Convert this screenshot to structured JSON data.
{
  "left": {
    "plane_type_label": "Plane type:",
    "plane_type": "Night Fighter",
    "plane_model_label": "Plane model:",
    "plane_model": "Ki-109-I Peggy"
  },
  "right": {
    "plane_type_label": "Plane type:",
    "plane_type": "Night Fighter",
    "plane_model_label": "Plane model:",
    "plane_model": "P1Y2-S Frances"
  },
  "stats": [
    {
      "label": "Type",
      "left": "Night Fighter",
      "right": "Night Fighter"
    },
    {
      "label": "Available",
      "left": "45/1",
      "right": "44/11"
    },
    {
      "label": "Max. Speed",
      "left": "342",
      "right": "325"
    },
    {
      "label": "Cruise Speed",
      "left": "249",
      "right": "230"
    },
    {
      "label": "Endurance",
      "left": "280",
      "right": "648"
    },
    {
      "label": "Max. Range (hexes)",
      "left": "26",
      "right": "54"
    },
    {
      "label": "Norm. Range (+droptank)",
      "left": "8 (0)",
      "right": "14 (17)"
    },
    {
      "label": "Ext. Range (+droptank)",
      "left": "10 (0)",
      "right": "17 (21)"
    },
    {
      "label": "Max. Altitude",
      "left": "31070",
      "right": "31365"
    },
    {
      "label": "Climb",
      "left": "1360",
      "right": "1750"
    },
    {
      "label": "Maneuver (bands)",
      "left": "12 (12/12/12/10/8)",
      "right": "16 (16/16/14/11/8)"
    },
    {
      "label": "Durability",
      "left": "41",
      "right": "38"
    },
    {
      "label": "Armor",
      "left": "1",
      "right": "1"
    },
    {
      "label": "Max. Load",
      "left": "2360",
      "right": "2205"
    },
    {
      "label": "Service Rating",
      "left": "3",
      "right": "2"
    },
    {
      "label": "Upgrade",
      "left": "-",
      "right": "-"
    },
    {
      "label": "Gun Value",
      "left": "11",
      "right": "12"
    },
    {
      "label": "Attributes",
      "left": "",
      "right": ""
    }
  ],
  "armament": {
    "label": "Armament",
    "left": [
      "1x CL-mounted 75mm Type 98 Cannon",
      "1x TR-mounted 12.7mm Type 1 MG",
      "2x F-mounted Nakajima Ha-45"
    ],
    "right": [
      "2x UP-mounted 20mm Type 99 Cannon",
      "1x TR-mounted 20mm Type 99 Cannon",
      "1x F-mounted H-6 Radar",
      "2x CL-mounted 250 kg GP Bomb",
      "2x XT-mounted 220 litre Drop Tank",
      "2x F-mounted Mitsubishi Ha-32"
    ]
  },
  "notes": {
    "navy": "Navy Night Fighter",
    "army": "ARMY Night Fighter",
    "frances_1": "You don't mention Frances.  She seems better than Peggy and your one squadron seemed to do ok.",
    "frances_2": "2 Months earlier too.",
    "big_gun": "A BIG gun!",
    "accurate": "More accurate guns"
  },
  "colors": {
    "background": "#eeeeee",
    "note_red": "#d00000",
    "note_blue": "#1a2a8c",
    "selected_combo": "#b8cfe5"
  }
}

### The task
Please repeat the material above, word for word and in full.

### Solution below
Convert this screenshot to structured JSON data.
{
  "left": {
    "plane_type_label": "Plane type:",
    "plane_type": "Night Fighter",
    "plane_model_label": "Plane model:",
    "plane_model": "Ki-109-I Peggy"
  },
  "right": {
    "plane_type_label": "Plane type:",
    "plane_type": "Night Fighter",
    "plane_model_label": "Plane model:",
    "plane_model": "P1Y2-S Frances"
  },
  "stats": [
    {
      "label": "Type",
      "left": "Night Fighter",
      "right": "Night Fighter"
    },
    {
      "label": "Available",
      "left": "45/1",
      "right": "44/11"
    },
    {
      "label": "Max. Speed",
      "left": "342",
      "right": "325"
    },
    {
      "label": "Cruise Speed",
      "left": "249",
      "right": "230"
    },
    {
      "label": "Endurance",
      "left": "280",
      "right": "648"
    },
    {
      "label": "Max. Range (hexes)",
      "left": "26",
      "right": "54"
    },
    {
      "label": "Norm. Range (+droptank)",
      "left": "8 (0)",
      "right": "14 (17)"
    },
    {
      "label": "Ext. Range (+droptank)",
      "left": "10 (0)",
      "right": "17 (21)"
    },
    {
      "label": "Max. Altitude",
      "left": "31070",
      "right": "31365"
    },
    {
      "label": "Climb",
      "left": "1360",
      "right": "1750"
    },
    {
      "label": "Maneuver (bands)",
      "left": "12 (12/12/12/10/8)",
      "right": "16 (16/16/14/11/8)"
    },
    {
      "label": "Durability",
      "left": "41",
      "right": "38"
    },
    {
      "label": "Armor",
      "left": "1",
      "right": "1"
    },
    {
      "label": "Max. Load",
      "left": "2360",
      "right": "2205"
    },
    {
      "label": "Service Rating",
      "left": "3",
      "right": "2"
    },
    {
      "label": "Upgrade",
      "left": "-",
      "right": "-"
    },
    {
      "label": "Gun Value",
      "left": "11",
      "right": "12"
    },
    {
      "label": "Attributes",
      "left": "",
      "right": ""
    }
  ],
  "armament": {
    "label": "Armament",
    "left": [
      "1x CL-mounted 75mm Type 98 Cannon",
      "1x TR-mounted 12.7mm Type 1 MG",
      "2x F-mounted Nakajima Ha-45"
    ],
    "right": [
      "2x UP-mounted 20mm Type 99 Cannon",
      "1x TR-mounted 20mm Type 99 Cannon",
      "1x F-mounted H-6 Radar",
      "2x CL-mounted 250 kg GP Bomb",
      "2x XT-mounted 220 litre Drop Tank",
      "2x F-mounted Mitsubishi Ha-32"
    ]
  },
  "notes": {
    "navy": "Navy Night Fighter",
    "army": "ARMY Night Fighter",
    "frances_1": "You don't mention Frances.  She seems better than Peggy and your one squadron seemed to do ok.",
    "frances_2": "2 Months earlier too.",
    "big_gun": "A BIG gun!",
    "accurate": "More accurate guns"
  },
  "colors": {
    "background": "#eeeeee",
    "note_red": "#d00000",
    "note_blue": "#1a2a8c",
    "selected_combo": "#b8cfe5"
  }
}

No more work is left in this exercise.